Set problem:
Identify all lines in the listing that include the word "Setevarme", and copy them out.

Source records:
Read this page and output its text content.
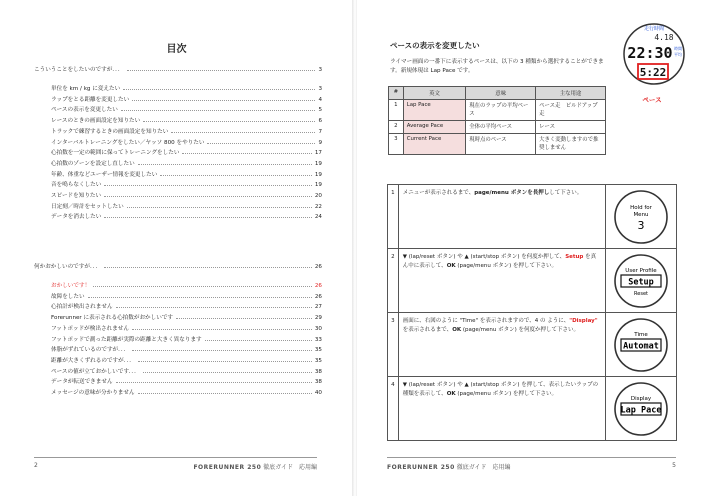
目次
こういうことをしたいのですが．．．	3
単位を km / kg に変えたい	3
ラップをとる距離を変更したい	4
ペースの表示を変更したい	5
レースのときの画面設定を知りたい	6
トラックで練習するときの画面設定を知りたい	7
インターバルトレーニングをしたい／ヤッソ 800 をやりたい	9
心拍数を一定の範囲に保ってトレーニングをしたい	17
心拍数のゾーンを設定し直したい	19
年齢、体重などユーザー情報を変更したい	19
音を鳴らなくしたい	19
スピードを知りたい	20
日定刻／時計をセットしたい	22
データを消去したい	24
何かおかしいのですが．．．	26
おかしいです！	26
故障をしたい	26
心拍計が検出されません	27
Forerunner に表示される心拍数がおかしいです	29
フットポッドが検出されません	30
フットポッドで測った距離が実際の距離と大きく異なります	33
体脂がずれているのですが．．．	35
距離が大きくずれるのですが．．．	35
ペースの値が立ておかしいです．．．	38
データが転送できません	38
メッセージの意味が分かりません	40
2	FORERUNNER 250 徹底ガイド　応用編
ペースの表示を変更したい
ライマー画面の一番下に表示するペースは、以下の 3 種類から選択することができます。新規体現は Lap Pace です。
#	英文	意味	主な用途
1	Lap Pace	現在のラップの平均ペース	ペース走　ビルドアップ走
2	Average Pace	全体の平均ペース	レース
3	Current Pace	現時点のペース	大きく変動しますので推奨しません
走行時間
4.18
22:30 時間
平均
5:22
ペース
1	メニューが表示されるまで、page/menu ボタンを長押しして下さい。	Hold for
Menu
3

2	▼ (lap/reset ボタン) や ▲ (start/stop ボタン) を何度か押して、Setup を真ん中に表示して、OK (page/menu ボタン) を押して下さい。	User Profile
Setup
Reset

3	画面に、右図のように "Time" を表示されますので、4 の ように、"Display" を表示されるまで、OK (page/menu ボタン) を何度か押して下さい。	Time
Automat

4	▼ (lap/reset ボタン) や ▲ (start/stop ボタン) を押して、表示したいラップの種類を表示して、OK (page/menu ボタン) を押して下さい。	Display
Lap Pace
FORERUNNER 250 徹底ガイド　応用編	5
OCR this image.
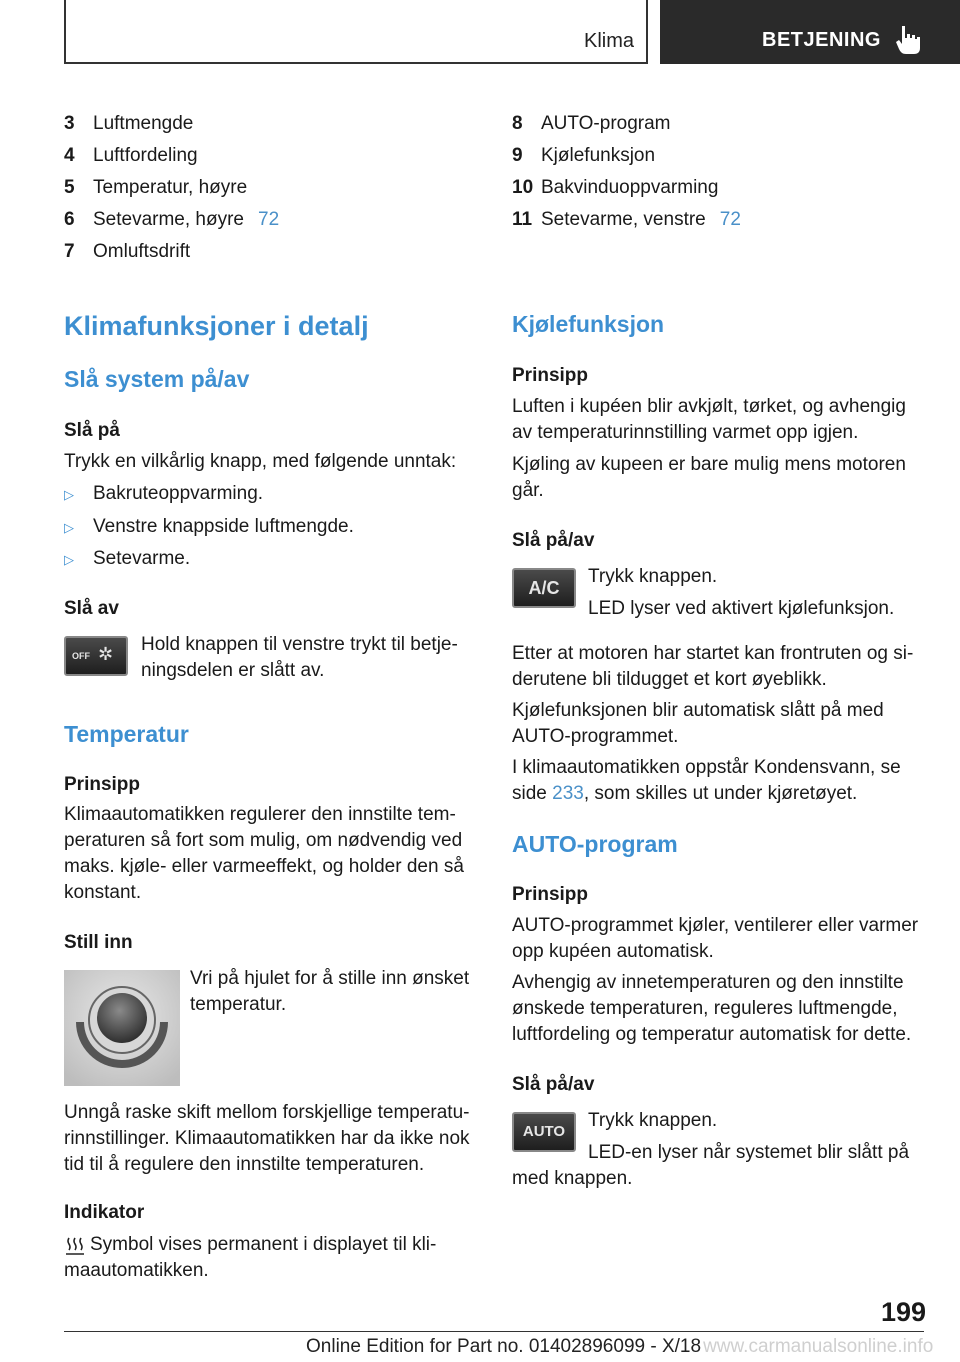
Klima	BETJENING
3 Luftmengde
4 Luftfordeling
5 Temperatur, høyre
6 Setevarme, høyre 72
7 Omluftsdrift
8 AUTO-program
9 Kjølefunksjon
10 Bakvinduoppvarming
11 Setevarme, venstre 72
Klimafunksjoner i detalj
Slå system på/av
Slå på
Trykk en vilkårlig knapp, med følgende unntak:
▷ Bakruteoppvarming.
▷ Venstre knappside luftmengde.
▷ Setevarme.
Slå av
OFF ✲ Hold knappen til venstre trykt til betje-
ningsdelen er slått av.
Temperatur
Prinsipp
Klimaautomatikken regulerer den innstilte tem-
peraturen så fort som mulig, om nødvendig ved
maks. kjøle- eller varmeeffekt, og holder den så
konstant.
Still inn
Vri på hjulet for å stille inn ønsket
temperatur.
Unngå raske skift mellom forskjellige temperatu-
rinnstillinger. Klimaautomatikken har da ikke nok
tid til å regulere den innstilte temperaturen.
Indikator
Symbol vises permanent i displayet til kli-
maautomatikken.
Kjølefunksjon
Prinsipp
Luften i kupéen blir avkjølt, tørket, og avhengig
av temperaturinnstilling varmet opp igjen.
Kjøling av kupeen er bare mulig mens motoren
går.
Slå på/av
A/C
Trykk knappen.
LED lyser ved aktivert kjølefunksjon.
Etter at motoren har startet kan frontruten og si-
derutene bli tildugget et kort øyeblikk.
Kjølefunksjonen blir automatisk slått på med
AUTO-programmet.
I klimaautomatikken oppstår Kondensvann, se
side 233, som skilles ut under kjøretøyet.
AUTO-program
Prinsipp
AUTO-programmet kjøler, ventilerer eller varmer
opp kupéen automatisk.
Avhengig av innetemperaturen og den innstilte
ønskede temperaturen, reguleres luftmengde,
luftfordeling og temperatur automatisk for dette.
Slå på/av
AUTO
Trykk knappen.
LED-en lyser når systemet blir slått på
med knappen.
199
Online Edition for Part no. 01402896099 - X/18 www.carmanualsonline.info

Solution for this exercise:
6 Setevarme, høyre 72
11 Setevarme, venstre 72
▷ Setevarme.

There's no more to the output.